◆ **DOCUMENT EXTRACT**:

Move the definition of the xfs_ail_push_class to after the
definition of the log item event trace points. i.e. the log item
event definitions should be grouped with the definition of the log
item event class, not have a whole new event class and trace event
definitions between the class definition and event definitions...

> diff --git a/fs/xfs/xfs_trans_ail.c b/fs/xfs/xfs_trans_ail.c
> index 923729af4206..48b14146826b 100644
> --- a/fs/xfs/xfs_trans_ail.c
> +++ b/fs/xfs/xfs_trans_ail.c
> @@ -387,6 +387,11 @@ xfsaild_push_item(
>  		return XFS_ITEM_PINNED;
>  	if (test_bit(XFS_LI_FAILED, &lip->li_flags))
>  		return xfsaild_resubmit_item(lip, &ailp->ail_buf_list);
> +
> +	/*
> +	 * Once iop_push() returns, the log item may have been freed
> +	 * and must not be dereferenced.
> +	 */
>  	return lip->li_ops->iop_push(lip, &ailp->ail_buf_list);
>  }

This should really be a comment in the header describing the
funciton behaviour. i.e. something like: "@lip may have been
released and freed by the time this function returns, so callers
must not dereference the log item after calling this function."

>  
> @@ -506,20 +511,35 @@ xfsaild_push(
>  	lsn = lip->li_lsn;
>  	while ((XFS_LSN_CMP(lip->li_lsn, ailp->ail_target) <= 0)) {
>  		int	lock_result;
> +		dev_t dev;
> +		uint type;
> +		unsigned long flags;
> +		xfs_lsn_t item_lsn;
>  
>  		if (test_bit(XFS_LI_FLUSHING, &lip->li_flags))
>  			goto next_item;
>  
> +		/*
> +		 * Store log item information before pushing, as the item
> +		 * may be freed after dropping the AIL lock.
> +		 */
> +		dev = lip->li_log->l_mp->m_super->s_dev;

Don't need dev - we can get to it from the ailp structure. i.e.

◆ **EXTRACTED DATA**:

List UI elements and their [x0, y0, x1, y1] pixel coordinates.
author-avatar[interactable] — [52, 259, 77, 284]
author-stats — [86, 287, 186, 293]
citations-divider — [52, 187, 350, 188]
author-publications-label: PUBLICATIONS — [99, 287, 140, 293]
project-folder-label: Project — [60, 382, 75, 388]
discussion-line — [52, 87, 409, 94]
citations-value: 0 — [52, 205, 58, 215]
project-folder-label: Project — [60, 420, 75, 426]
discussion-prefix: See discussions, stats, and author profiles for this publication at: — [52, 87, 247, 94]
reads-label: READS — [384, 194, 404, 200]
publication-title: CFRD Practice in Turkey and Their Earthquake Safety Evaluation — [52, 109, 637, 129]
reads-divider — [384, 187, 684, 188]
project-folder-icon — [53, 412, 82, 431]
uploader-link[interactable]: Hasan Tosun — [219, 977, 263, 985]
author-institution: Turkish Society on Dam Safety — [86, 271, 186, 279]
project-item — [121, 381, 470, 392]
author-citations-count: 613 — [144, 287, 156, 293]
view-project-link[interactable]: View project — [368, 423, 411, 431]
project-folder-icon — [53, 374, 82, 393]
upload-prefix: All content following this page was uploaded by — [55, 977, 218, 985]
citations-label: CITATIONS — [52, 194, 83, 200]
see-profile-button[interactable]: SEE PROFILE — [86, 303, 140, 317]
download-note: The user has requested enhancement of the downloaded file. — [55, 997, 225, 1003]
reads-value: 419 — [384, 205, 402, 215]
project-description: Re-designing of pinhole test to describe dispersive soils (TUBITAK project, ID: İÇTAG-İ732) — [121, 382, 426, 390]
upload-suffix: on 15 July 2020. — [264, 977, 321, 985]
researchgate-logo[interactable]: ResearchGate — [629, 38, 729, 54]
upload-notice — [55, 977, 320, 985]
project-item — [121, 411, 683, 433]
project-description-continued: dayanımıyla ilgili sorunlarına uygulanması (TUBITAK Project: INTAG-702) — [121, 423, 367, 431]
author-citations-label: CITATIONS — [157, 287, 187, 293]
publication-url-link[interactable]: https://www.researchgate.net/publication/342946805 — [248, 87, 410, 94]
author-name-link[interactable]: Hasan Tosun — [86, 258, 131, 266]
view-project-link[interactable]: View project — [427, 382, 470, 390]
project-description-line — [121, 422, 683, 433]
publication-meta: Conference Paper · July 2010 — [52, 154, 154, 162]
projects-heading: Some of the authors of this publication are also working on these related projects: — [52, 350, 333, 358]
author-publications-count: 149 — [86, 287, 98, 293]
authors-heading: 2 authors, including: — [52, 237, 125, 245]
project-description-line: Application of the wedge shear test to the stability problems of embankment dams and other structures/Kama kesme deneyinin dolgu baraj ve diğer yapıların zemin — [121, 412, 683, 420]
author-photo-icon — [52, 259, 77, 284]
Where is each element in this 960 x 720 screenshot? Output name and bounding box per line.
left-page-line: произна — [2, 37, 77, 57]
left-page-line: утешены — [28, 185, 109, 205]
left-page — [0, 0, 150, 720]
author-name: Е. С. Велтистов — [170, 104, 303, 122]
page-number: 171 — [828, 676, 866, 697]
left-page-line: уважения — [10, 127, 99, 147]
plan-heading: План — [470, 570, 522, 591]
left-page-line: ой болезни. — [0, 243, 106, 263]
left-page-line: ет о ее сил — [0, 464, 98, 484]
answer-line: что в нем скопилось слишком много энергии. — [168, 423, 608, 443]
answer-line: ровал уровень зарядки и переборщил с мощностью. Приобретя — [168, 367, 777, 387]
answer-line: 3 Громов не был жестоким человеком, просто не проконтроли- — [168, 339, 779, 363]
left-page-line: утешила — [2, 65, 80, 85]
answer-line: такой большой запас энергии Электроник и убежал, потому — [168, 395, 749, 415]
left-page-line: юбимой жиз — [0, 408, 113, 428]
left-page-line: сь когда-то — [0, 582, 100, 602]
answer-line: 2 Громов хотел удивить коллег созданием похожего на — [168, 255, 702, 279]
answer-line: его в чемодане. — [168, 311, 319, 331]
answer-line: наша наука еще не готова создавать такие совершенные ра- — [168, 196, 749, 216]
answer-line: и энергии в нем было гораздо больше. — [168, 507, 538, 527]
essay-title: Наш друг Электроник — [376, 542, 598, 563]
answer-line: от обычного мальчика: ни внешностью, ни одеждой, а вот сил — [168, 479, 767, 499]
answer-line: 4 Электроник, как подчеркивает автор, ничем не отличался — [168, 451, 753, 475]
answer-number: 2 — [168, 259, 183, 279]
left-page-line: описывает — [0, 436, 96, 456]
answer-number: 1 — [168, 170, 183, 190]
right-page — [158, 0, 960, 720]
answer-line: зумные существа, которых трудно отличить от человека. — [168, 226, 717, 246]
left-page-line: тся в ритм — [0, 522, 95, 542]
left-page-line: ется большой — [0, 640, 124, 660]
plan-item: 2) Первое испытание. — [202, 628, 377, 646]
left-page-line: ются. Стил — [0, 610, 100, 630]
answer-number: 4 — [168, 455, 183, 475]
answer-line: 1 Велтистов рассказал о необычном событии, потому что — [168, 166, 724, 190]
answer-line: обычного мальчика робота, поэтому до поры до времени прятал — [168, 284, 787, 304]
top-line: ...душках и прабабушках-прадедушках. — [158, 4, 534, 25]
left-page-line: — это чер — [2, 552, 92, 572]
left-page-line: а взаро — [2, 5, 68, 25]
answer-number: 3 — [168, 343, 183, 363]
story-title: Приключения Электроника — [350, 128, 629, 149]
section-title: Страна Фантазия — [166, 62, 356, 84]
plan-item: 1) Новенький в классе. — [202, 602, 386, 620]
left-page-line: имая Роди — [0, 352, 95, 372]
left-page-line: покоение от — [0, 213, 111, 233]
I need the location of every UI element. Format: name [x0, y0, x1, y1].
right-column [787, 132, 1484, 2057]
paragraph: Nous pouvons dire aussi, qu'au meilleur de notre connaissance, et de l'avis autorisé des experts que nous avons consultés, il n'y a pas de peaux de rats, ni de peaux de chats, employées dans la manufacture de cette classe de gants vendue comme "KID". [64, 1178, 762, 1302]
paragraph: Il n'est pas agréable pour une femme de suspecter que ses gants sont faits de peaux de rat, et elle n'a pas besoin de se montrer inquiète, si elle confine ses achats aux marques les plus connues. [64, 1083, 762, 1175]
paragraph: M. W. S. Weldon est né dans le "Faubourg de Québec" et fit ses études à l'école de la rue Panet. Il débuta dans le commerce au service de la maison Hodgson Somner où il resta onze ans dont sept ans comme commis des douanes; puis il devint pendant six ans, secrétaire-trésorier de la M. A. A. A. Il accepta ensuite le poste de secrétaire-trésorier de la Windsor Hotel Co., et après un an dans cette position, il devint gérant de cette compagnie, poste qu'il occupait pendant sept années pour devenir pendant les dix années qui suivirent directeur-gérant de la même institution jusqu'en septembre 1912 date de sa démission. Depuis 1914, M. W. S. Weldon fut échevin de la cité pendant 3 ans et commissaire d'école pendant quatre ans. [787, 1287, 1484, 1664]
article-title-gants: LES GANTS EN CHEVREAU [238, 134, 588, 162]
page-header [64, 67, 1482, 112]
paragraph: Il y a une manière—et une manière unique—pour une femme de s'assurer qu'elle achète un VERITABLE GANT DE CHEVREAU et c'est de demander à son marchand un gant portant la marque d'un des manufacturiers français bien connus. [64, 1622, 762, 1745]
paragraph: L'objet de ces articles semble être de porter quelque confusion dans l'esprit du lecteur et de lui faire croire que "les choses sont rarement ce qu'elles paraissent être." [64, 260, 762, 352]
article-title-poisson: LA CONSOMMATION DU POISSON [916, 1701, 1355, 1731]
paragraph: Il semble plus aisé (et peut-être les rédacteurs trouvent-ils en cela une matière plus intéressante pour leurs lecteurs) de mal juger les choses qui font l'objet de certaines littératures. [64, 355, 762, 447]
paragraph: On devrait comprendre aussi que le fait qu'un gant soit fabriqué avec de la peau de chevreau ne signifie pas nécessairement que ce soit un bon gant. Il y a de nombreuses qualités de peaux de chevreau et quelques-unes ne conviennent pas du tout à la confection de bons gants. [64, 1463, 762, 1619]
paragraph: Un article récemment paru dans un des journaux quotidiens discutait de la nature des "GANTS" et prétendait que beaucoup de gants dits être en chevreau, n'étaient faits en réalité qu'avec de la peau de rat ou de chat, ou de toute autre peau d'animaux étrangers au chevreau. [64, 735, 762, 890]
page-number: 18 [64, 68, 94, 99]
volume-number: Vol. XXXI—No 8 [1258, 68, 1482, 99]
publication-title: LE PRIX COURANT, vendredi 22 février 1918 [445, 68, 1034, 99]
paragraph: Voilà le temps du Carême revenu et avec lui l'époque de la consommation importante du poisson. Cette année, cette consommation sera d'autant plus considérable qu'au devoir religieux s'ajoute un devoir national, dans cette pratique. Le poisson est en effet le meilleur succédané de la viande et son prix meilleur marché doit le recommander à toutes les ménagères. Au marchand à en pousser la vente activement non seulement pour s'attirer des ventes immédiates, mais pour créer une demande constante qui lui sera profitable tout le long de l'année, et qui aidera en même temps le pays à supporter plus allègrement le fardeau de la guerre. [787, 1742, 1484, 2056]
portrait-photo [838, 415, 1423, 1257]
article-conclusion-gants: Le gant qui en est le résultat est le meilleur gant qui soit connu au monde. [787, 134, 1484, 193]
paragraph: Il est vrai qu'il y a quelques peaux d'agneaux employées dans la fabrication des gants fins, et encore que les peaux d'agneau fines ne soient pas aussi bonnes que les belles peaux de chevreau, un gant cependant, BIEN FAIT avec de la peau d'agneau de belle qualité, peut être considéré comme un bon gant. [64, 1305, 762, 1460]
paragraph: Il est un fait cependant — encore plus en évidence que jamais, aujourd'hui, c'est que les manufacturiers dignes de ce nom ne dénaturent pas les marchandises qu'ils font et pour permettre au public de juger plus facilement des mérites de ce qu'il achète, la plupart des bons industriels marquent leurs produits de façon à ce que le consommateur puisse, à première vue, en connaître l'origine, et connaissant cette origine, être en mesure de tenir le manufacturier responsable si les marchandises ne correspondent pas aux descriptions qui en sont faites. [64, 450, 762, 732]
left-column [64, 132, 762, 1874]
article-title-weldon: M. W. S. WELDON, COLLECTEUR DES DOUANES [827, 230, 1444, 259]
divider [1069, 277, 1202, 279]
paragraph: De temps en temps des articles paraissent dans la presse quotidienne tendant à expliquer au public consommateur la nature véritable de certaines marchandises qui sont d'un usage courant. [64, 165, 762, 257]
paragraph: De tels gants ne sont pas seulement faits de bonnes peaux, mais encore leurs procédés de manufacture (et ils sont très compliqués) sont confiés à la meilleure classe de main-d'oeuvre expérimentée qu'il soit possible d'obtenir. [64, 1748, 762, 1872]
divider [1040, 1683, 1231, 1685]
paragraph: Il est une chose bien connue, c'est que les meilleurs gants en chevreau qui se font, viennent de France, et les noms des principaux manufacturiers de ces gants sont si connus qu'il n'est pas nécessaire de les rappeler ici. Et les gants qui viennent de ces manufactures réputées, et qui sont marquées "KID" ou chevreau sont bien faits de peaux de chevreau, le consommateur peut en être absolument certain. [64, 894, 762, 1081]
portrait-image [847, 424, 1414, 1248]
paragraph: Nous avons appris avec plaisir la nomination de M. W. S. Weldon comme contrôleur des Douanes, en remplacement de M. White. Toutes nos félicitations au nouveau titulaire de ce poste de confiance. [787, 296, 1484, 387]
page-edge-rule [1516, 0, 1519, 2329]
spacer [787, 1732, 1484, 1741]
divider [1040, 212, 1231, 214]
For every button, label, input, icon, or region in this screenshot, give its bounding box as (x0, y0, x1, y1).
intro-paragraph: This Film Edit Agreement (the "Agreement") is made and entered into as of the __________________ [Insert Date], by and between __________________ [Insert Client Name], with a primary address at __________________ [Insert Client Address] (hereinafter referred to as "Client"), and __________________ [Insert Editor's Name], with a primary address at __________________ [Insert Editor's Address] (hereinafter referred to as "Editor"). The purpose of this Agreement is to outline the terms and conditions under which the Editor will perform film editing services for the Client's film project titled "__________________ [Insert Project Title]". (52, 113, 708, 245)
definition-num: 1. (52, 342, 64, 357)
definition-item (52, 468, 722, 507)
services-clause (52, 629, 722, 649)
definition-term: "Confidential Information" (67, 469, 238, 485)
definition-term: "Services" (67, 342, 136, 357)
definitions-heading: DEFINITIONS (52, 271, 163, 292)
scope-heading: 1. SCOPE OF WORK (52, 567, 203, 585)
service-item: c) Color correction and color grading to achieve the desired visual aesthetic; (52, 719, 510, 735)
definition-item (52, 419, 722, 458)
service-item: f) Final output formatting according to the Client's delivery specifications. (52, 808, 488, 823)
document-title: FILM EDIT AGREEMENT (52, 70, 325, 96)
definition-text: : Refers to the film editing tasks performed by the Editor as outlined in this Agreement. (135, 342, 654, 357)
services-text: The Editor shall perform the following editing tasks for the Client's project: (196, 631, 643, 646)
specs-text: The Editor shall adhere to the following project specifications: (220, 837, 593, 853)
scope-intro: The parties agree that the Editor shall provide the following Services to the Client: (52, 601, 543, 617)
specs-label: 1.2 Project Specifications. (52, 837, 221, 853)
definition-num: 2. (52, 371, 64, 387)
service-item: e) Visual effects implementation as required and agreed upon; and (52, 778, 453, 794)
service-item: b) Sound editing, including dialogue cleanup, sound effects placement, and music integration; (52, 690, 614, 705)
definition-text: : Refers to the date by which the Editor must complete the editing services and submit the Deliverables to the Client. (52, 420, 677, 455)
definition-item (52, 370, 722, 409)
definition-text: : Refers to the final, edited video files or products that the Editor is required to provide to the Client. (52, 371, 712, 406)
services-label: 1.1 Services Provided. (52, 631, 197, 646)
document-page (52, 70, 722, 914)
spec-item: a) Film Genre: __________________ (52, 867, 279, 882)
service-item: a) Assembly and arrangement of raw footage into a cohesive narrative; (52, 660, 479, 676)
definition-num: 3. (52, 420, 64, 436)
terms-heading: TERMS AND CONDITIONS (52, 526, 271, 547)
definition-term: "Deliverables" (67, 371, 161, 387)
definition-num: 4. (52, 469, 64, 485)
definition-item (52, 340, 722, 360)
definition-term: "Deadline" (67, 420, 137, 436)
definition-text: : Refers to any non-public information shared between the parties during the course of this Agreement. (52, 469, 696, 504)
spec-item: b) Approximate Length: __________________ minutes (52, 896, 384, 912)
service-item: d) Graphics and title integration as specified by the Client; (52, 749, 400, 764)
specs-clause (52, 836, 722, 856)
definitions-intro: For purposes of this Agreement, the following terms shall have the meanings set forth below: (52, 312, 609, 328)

◆ **SET TASK**:
Resume the XFS AIL push patch review from its last line and carry it forward. The material has no connection to the XFS AIL patch review.

◆ **RESULT FOR THIS EXERCISE**:
the tracepoints can be passed the ailp and so the dev part of the
tracepoint can remain hidden from this code (as it should be).

> +		type = lip->li_type;
> +		flags = lip->li_flags;
> +		item_lsn = lip->li_lsn;
> +
>  		/*
>  		 * Note that iop_push may unlock and reacquire the AIL lock.  We
>  		 * rely on the AIL cursor implementation to be able to deal with
>  		 * the dropped lock.
> +		 * After this call returns, the log item may have been freed and
> +		 * must not be referenced.
>  		 */
>  		lock_result = xfsaild_push_item(ailp, lip);
>  		switch (lock_result) {
>  		case XFS_ITEM_SUCCESS:
>  			XFS_STATS_INC(mp, xs_push_ail_success);
> -			trace_xfs_ail_push(lip);
> +			trace_xfs_ail_push(dev, type, flags, item_lsn);
>  
>  			ailp->ail_last_pushed_lsn = lsn;
>  			break;
> @@ -537,7 +557,7 @@ xfsaild_push(
>  			 * AIL is being flushed.
>  			 */
>  			XFS_STATS_INC(mp, xs_push_ail_flushing);
> -			trace_xfs_ail_flushing(lip);
> +			trace_xfs_ail_flushing(dev, type, flags, item_lsn);
>  
>  			flushing++;
>  			ailp->ail_last_pushed_lsn = lsn;
> @@ -545,14 +565,14 @@ xfsaild_push(
>  
>  		case XFS_ITEM_PINNED:
>  			XFS_STATS_INC(mp, xs_push_ail_pinned);
> -			trace_xfs_ail_pinned(lip);
> +			trace_xfs_ail_pinned(dev, type, flags, item_lsn);
>  
>  			stuck++;
>  			ailp->ail_log_flush++;
>  			break;
>  		case XFS_ITEM_LOCKED:
>  			XFS_STATS_INC(mp, xs_push_ail_locked);
> -			trace_xfs_ail_locked(lip);
> +			trace_xfs_ail_locked(dev, type, flags, item_lsn);
>  
>  			stuck++;
>  			break;

At this point, xfsaild_push() is getting too long to easily read and
understand.

I think that we should factor the entire loop contents into a
separate function so the loop looks like this:

  	while ((XFS_LSN_CMP(lip->li_lsn, ailp->ail_target) <= 0)) {

		xfsaild_process_logitem(ailp, lip, &stuck, &flushing);

		count++;
                                                                                 
                /*                                                               
                 * Are there too many items we can't do anything with?           
                 *                                                               
                 * If we are skipping too many items because we can't flush      
                 * them or they are already being flushed, we back off and       
                 * given them time to complete whatever operation is being       
                 * done. i.e. remove pressure from the AIL while we can't make   
                 * progress so traversals don't slow down further inserts and    
                 * removals to/from the AIL.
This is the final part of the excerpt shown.